◆ **PROVIDED INFORMATION**:
★ ★ ★ ★ ★

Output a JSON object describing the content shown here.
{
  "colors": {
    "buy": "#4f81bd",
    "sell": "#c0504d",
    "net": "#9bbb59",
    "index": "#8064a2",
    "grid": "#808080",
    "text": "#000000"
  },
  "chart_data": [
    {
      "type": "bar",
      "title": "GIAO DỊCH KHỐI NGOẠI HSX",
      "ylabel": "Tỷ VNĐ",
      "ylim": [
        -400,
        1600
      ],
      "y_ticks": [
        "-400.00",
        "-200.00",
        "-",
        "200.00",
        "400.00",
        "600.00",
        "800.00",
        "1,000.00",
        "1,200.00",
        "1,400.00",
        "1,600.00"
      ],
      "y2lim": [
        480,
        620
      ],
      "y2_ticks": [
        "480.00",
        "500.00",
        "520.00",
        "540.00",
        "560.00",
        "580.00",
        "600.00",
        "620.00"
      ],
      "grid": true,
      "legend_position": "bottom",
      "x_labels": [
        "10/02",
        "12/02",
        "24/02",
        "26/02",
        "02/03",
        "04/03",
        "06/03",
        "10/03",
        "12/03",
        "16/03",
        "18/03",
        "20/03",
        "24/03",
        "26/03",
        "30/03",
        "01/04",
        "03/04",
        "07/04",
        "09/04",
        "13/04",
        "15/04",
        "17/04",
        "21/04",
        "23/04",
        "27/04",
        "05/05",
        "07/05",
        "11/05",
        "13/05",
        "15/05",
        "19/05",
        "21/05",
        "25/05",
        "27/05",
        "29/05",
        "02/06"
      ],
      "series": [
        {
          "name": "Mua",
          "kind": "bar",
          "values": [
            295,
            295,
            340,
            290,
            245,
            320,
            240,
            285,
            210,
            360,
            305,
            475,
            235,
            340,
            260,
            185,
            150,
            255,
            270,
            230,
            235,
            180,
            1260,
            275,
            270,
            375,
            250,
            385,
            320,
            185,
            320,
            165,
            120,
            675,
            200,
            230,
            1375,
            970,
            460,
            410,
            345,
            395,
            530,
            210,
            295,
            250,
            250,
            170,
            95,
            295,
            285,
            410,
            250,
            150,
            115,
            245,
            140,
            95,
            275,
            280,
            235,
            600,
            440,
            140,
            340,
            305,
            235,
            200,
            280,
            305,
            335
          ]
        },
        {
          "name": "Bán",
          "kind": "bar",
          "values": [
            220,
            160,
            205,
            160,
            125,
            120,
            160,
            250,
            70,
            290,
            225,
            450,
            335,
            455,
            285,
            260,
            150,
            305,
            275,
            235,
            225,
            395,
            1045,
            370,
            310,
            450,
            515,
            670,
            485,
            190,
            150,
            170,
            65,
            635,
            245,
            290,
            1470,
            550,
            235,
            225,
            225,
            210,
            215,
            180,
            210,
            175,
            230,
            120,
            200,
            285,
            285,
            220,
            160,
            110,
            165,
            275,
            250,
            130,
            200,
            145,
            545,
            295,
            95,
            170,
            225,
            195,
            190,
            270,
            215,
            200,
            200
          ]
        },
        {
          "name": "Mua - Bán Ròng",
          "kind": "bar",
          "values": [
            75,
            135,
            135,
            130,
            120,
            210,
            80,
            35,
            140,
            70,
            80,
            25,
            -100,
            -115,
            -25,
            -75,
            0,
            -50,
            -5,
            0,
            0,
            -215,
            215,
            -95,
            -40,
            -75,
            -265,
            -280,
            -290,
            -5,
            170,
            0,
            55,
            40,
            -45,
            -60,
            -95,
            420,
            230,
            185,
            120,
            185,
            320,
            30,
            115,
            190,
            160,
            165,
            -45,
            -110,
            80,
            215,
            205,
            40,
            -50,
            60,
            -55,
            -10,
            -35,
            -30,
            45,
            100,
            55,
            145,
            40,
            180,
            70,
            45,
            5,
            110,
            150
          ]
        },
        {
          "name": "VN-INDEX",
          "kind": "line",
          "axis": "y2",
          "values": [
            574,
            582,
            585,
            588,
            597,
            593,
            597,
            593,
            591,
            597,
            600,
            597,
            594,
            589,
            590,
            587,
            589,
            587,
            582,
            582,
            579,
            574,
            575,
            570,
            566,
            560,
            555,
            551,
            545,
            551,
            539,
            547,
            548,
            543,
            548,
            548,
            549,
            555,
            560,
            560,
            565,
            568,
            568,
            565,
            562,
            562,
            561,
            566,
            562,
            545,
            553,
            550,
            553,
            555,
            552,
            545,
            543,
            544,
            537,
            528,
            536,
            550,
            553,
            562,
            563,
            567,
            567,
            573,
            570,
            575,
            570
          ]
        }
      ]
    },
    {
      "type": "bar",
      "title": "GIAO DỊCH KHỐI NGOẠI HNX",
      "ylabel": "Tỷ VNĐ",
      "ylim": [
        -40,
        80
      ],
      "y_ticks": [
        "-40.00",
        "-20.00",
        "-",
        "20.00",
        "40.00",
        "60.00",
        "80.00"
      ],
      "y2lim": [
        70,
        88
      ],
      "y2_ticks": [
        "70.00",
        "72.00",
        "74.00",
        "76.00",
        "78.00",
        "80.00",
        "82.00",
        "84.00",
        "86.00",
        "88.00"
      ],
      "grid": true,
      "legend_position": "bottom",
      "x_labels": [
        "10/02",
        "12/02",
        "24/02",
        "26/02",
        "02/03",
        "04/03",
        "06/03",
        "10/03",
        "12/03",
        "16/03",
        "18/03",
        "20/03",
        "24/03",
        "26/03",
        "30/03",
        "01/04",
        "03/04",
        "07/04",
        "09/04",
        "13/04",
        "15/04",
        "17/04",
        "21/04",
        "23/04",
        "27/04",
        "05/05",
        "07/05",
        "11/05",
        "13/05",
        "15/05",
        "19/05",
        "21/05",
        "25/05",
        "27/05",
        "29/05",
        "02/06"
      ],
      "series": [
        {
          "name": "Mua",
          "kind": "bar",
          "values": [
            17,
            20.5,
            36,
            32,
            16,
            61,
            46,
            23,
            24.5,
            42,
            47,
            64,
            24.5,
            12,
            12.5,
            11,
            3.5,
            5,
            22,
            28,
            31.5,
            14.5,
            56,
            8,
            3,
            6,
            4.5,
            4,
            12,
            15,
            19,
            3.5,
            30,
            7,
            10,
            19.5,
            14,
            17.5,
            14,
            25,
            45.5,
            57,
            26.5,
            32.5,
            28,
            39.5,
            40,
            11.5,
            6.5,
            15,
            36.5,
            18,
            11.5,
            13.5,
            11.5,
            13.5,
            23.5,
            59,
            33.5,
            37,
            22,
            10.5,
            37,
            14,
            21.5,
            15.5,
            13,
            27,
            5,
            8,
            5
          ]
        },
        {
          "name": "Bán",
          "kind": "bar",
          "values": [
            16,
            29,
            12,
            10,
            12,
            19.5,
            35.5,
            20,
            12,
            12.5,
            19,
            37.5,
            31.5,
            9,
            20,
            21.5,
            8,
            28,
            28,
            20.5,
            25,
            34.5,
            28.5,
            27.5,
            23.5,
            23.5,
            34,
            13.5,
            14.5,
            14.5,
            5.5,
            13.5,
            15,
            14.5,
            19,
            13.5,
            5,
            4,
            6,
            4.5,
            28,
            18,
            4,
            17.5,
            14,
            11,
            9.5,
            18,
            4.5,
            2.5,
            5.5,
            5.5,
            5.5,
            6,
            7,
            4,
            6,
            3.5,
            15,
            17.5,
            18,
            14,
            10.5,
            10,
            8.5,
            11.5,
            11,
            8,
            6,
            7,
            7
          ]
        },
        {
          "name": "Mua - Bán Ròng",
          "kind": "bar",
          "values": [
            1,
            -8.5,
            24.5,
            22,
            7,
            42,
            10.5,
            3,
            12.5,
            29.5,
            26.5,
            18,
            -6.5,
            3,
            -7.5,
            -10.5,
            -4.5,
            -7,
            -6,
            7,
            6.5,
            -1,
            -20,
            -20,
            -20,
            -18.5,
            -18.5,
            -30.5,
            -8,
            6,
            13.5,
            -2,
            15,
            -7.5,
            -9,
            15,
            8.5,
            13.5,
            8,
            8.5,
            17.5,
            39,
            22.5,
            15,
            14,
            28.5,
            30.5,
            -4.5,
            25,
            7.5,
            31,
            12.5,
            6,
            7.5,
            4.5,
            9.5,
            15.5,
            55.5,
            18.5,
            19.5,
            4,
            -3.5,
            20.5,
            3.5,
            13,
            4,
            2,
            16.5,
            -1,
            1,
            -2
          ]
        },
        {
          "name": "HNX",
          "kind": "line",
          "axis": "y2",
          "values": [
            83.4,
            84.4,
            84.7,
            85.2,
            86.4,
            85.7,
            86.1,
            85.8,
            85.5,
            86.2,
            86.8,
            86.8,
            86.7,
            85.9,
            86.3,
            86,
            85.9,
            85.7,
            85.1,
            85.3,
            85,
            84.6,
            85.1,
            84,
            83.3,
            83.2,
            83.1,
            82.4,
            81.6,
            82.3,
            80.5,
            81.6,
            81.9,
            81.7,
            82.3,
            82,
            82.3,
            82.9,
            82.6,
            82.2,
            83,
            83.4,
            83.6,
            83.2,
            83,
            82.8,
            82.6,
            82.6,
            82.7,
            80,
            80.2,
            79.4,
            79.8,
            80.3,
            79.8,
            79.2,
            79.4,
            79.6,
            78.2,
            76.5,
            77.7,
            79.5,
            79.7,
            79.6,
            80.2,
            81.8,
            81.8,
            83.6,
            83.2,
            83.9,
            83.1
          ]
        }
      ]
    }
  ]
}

★ ★ ★ ★ ★

◆ **TASK TO COMPLETE**: Each line in the listing above that contains "GIAO" should be copied.

◆ **SOLUTION FOR THIS PROBLEM**:
      "title": "GIAO DỊCH KHỐI NGOẠI HSX",
      "title": "GIAO DỊCH KHỐI NGOẠI HNX",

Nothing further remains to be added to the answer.